ARTICLE

Time Complexity: O(N * Log N) 
Auxiliary Space: O(N)

Note: As the Pair class is available in java from java 8 so we can use hashmap in the older java version, so instead of using an ArrayList of pairs in java, we can use hashmap, rest of the steps remain the same.

Below is the implementation of the above approach: 

C++




// C++ program for the above approach
 
#include <bits/stdc++.h>
using namespace std;
// Function returns the
// minimum number of swaps
// required to sort the array
int minSwaps(int nums[], int n)
{
    int len = n;
    map<int, int> map;
    for (int i = 0; i < len; i++)
        map[nums[i]] = i;
 
    sort(nums, nums + n);
 
    // To keep track of visited elements. Initialize
    // all elements as not visited or false.
    bool visited[len] = { 0 };
 
    // Initialize result
    int ans = 0;
    for (int i = 0; i < len; i++) {
 
        // already swapped and corrected or
        // already present at correct pos
        if (visited[i] || map[nums[i]] == i)
            continue;
 
        int j = i, cycle_size = 0;
        while (!visited[j]) {
            visited[j] = true;
 
            // move to next node
            j = map[nums[j]];
            cycle_size++;
        }
 
        // Update answer by adding current cycle.

WRITTEN INSTRUCTION A
Turn the records, starting at their first line and ending at the line that contains "y-tick-label: -80 bbox=[11, 288, 28, 301]", into a numbered list with blank lines left out.

DATASET EXTRACT
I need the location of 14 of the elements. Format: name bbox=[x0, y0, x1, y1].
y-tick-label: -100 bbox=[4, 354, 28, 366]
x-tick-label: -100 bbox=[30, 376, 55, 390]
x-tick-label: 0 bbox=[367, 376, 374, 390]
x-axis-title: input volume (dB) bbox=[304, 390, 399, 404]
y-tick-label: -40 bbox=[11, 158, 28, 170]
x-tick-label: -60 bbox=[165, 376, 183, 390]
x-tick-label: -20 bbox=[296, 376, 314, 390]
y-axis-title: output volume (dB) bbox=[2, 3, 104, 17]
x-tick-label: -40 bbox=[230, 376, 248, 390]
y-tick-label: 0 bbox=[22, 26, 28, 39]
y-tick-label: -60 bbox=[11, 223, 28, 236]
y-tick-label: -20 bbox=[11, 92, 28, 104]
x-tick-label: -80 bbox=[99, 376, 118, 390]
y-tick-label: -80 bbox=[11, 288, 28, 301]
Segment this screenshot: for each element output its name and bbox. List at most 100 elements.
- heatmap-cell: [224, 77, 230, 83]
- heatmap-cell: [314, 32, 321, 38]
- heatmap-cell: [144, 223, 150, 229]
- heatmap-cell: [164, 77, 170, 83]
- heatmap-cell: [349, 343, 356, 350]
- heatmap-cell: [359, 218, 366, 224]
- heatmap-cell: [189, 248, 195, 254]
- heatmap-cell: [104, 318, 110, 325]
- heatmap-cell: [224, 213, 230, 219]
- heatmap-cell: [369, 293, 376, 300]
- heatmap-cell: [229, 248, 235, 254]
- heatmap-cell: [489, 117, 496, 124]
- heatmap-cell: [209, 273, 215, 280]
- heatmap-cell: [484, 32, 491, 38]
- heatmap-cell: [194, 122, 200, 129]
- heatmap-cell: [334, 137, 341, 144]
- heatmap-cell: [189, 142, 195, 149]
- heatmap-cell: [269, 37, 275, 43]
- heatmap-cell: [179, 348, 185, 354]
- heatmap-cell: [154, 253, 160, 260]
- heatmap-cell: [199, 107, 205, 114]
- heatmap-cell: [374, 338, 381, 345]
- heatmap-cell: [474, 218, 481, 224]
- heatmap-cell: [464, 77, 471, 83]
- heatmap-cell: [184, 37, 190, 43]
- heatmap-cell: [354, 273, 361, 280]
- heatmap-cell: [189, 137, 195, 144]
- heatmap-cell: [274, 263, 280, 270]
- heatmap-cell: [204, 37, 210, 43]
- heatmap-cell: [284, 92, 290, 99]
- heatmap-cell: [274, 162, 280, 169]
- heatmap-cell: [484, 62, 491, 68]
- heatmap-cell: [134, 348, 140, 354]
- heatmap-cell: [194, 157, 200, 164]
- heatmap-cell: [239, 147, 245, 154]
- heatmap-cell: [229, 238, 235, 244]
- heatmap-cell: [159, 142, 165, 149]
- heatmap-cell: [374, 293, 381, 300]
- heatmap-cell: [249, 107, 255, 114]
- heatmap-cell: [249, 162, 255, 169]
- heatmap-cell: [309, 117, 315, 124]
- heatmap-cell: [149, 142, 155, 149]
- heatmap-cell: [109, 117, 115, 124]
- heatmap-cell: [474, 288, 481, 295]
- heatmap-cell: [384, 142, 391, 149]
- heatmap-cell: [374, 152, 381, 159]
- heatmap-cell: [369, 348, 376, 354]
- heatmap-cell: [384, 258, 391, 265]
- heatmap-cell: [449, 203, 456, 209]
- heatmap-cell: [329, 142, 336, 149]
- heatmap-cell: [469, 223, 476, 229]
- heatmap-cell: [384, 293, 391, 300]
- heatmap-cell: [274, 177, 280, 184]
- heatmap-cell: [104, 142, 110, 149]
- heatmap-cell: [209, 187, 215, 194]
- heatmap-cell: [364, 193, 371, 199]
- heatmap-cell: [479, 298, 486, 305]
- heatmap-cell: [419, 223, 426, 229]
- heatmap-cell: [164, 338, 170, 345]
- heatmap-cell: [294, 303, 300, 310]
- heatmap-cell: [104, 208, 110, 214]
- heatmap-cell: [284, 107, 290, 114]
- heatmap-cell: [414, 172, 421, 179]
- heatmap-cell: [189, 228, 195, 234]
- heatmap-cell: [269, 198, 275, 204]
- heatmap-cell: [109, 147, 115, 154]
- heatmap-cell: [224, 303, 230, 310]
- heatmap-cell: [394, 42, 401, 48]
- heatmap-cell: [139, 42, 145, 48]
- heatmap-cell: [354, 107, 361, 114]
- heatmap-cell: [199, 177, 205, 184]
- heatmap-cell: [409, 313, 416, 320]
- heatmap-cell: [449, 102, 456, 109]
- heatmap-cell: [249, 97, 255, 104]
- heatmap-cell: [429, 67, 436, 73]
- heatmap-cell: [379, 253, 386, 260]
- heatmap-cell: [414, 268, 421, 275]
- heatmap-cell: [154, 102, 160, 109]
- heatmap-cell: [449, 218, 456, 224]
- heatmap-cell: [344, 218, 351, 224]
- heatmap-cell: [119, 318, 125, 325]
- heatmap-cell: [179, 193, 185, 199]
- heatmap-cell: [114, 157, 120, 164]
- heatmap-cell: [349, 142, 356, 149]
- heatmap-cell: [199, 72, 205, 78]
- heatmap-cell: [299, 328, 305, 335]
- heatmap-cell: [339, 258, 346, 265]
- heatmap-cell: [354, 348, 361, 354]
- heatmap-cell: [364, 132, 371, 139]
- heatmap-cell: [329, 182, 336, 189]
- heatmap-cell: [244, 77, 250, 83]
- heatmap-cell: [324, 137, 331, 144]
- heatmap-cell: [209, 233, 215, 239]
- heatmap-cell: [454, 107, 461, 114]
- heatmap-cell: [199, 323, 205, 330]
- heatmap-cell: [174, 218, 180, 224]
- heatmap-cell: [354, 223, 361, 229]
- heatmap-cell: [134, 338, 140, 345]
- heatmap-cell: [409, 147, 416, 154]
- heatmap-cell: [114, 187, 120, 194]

WRITTEN INSTRUCTION B
What time complexity does the article on the minimum swaps needed to sort an array state?

EXERCISE RESPONSE A
1. I need the location of 14 of the elements. Format: name bbox=[x0, y0, x1, y1].
2. y-tick-label: -100 bbox=[4, 354, 28, 366]
3. x-tick-label: -100 bbox=[30, 376, 55, 390]
4. x-tick-label: 0 bbox=[367, 376, 374, 390]
5. x-axis-title: input volume (dB) bbox=[304, 390, 399, 404]
6. y-tick-label: -40 bbox=[11, 158, 28, 170]
7. x-tick-label: -60 bbox=[165, 376, 183, 390]
8. x-tick-label: -20 bbox=[296, 376, 314, 390]
9. y-axis-title: output volume (dB) bbox=[2, 3, 104, 17]
10. x-tick-label: -40 bbox=[230, 376, 248, 390]
11. y-tick-label: 0 bbox=[22, 26, 28, 39]
12. y-tick-label: -60 bbox=[11, 223, 28, 236]
13. y-tick-label: -20 bbox=[11, 92, 28, 104]
14. x-tick-label: -80 bbox=[99, 376, 118, 390]
15. y-tick-label: -80 bbox=[11, 288, 28, 301]

EXERCISE RESPONSE B
O(N * Log N)